■ Exercise directions
Each line of the material below that holds the word "median" needs to be copied.

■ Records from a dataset
# # # #

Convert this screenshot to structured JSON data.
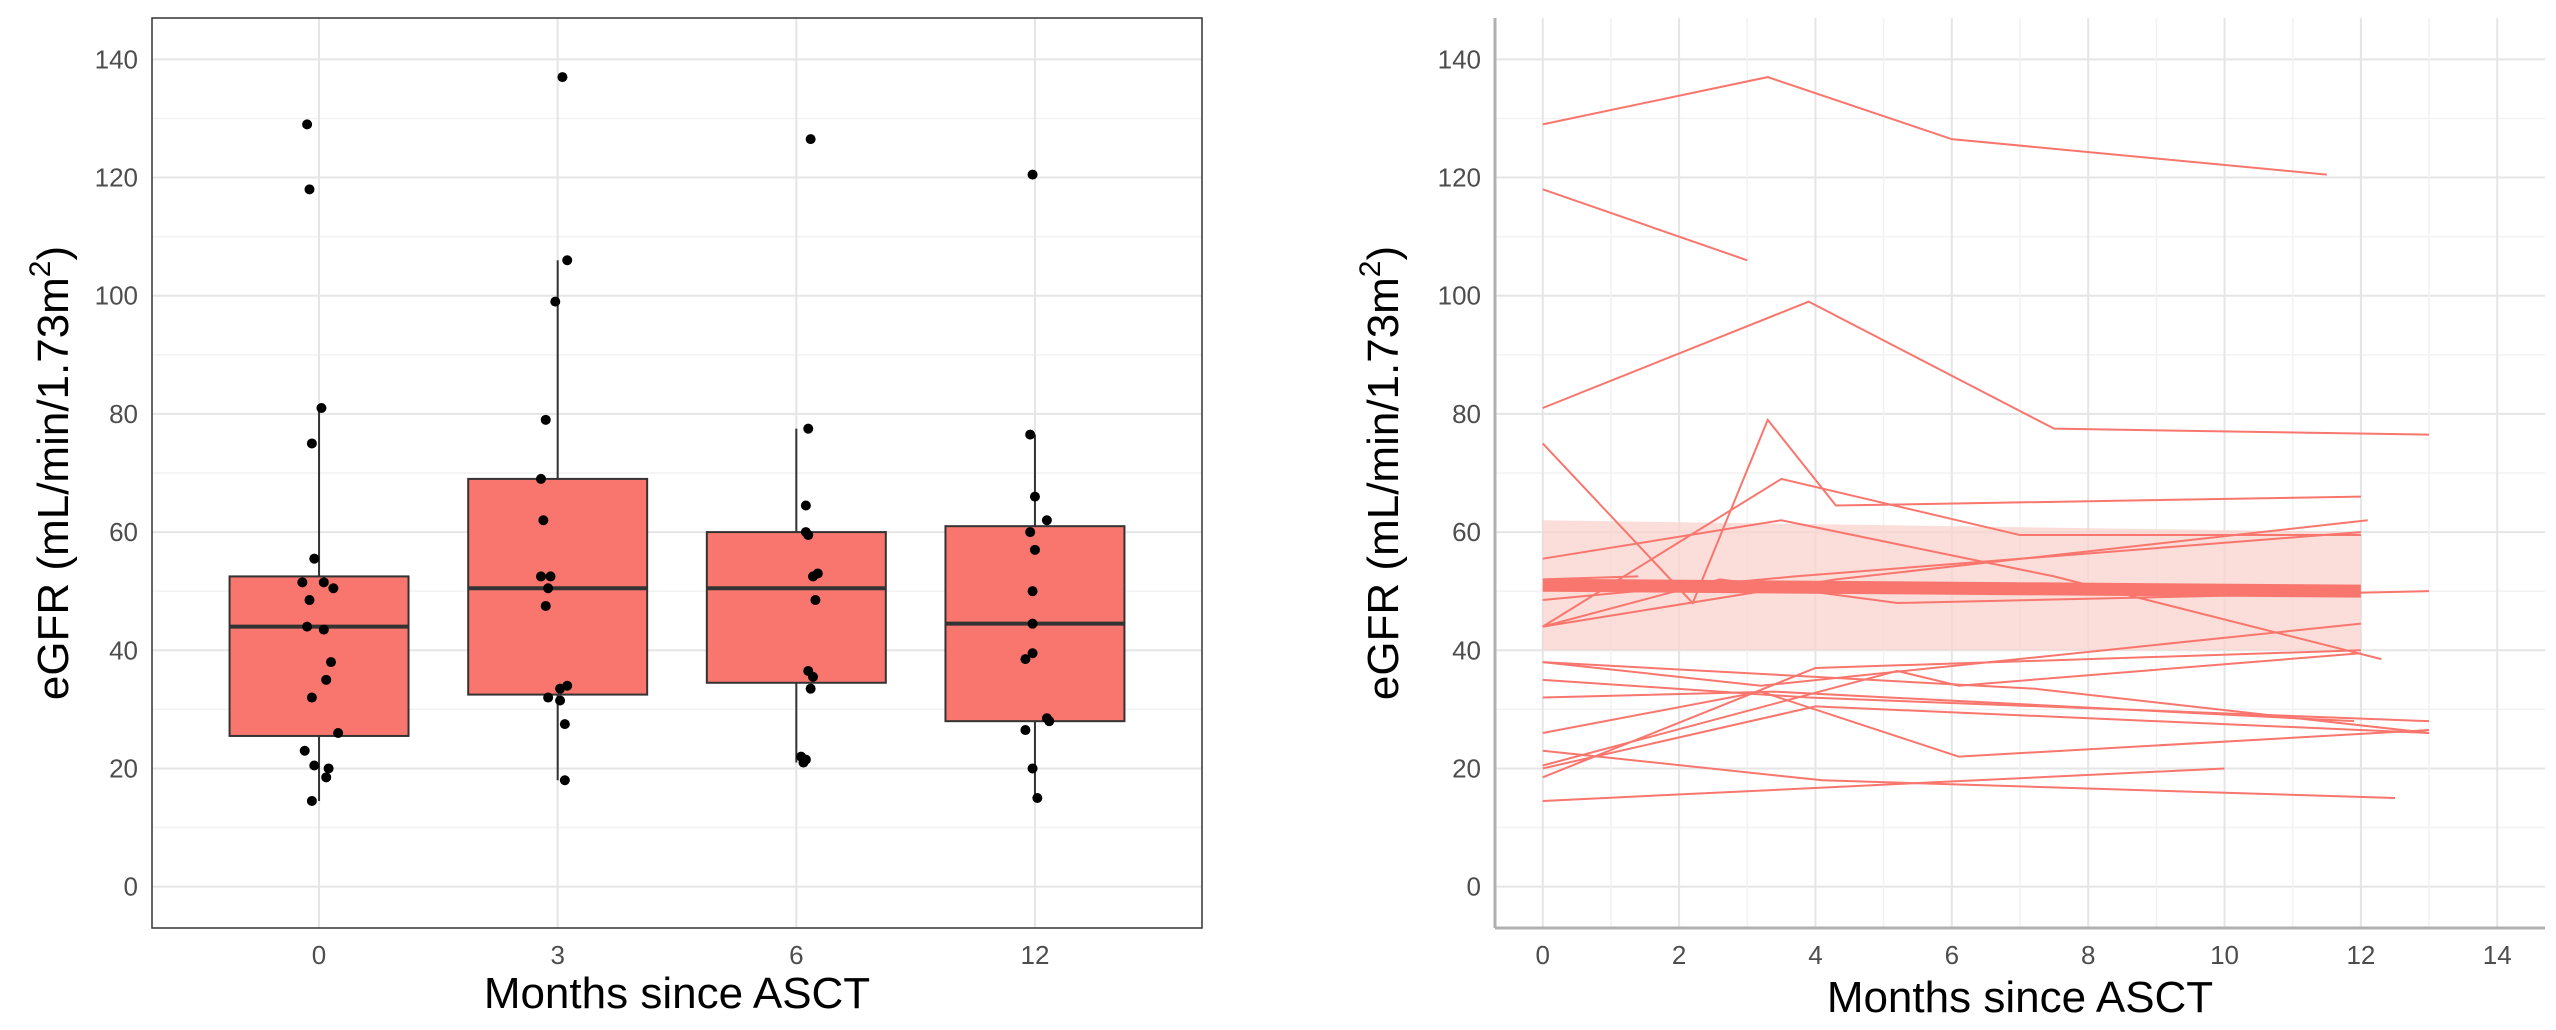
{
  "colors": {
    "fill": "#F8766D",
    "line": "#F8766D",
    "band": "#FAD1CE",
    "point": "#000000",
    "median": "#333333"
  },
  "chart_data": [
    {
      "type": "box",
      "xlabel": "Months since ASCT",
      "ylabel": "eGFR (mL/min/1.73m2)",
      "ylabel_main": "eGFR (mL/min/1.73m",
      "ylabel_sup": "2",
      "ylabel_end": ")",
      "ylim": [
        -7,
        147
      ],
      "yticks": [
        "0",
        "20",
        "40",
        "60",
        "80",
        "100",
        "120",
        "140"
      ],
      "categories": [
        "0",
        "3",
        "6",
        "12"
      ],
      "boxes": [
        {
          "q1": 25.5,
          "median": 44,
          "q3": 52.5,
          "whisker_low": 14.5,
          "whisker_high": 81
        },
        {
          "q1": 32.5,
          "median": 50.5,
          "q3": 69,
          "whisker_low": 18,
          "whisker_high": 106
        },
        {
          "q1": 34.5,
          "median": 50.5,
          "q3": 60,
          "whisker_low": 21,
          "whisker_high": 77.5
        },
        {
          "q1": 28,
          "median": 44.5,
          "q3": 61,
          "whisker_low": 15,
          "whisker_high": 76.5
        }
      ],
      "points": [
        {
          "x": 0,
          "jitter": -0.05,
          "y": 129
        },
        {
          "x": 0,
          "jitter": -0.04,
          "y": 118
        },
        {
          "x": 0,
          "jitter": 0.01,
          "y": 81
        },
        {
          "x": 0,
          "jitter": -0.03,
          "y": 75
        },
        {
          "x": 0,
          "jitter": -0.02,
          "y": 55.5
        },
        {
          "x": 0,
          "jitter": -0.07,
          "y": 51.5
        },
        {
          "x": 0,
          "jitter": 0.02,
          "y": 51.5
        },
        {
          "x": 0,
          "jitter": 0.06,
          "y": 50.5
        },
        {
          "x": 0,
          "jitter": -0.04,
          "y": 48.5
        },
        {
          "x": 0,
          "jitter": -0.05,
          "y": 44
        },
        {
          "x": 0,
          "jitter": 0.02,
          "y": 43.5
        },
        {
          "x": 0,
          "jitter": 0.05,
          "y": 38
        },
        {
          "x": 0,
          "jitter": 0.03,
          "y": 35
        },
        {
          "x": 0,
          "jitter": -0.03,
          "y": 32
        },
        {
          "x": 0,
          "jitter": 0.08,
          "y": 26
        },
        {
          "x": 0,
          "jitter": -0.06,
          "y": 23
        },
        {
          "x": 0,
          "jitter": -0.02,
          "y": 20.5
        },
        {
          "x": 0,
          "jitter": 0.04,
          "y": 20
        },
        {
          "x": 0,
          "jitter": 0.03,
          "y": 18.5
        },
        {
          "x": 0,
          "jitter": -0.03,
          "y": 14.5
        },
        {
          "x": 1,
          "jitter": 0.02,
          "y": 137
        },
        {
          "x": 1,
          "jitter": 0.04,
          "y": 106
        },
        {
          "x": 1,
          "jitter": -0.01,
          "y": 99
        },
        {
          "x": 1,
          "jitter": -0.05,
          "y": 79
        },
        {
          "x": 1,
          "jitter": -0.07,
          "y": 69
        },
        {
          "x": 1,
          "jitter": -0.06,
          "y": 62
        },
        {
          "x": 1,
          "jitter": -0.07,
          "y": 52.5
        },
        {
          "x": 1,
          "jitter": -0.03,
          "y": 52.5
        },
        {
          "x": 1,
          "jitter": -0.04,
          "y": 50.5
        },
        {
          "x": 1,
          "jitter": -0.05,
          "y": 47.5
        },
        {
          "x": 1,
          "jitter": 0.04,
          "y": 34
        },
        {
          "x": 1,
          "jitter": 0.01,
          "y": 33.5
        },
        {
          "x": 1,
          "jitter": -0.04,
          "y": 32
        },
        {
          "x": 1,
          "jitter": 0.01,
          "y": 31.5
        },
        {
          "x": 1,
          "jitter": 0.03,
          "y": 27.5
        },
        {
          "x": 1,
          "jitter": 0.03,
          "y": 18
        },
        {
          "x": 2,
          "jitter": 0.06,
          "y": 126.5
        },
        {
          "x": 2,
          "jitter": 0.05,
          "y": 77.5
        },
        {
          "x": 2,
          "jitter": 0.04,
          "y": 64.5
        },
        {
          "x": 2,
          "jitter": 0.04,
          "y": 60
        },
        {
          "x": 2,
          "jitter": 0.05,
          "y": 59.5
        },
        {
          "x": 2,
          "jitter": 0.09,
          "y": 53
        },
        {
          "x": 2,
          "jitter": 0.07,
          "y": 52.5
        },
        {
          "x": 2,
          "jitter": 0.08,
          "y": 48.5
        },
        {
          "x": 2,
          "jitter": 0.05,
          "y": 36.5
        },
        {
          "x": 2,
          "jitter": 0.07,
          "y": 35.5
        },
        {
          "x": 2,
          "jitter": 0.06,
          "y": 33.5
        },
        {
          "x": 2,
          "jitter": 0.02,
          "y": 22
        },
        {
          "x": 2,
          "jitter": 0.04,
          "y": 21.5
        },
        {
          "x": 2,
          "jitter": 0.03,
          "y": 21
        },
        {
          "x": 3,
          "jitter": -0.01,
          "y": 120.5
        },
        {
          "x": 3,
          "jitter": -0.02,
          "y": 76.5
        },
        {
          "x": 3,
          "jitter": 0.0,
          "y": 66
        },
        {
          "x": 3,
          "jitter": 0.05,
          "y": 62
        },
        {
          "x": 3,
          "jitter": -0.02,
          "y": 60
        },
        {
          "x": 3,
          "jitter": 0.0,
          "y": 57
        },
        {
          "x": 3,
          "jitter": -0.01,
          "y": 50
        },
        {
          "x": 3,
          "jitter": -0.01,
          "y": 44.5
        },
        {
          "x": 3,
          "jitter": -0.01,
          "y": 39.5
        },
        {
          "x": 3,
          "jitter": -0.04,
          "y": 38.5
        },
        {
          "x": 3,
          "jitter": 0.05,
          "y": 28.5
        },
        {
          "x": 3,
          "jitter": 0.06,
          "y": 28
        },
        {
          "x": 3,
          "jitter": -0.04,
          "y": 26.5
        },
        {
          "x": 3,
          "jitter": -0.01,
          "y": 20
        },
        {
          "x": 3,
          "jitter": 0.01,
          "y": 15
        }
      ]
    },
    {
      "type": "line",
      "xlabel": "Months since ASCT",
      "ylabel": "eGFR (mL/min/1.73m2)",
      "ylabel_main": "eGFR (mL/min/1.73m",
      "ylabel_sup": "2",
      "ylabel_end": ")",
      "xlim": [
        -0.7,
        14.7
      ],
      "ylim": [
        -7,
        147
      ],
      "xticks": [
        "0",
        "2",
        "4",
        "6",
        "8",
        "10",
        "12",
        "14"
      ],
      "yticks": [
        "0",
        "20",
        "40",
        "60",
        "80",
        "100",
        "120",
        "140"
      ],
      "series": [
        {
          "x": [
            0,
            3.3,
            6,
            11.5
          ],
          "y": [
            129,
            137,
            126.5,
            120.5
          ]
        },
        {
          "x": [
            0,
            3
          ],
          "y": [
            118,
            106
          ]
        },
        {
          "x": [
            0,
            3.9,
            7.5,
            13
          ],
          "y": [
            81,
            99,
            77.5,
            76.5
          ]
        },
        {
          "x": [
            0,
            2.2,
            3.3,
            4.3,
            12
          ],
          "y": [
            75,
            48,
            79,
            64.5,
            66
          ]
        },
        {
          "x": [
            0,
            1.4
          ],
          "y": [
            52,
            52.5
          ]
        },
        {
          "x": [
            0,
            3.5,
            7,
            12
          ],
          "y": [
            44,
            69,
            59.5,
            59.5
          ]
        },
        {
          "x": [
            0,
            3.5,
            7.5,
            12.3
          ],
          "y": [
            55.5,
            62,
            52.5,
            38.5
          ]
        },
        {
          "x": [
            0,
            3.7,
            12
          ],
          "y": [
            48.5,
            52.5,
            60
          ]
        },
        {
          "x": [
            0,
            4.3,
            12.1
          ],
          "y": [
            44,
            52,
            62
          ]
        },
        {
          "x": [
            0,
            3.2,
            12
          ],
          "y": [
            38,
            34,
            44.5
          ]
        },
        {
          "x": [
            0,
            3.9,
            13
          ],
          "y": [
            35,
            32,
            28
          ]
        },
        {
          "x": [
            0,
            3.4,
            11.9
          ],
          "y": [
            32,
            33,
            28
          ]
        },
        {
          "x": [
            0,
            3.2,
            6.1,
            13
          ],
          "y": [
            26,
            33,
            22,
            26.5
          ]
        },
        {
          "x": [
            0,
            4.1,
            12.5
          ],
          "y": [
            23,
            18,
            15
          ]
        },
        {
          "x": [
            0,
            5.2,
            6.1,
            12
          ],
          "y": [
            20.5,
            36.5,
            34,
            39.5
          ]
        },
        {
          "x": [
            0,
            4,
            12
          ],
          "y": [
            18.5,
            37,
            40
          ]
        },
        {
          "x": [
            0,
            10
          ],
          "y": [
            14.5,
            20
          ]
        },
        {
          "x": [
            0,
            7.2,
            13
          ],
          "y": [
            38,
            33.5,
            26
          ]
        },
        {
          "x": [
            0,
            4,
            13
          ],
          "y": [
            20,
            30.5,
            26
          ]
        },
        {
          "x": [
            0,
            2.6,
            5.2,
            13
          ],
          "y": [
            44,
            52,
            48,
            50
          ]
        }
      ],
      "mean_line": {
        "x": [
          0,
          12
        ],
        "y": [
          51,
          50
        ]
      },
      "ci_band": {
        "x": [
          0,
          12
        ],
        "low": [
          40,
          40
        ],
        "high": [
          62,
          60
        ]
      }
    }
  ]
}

# # # #

■ Reply
    "median": "#333333"
          "median": 44,
          "median": 50.5,
          "median": 50.5,
          "median": 44.5,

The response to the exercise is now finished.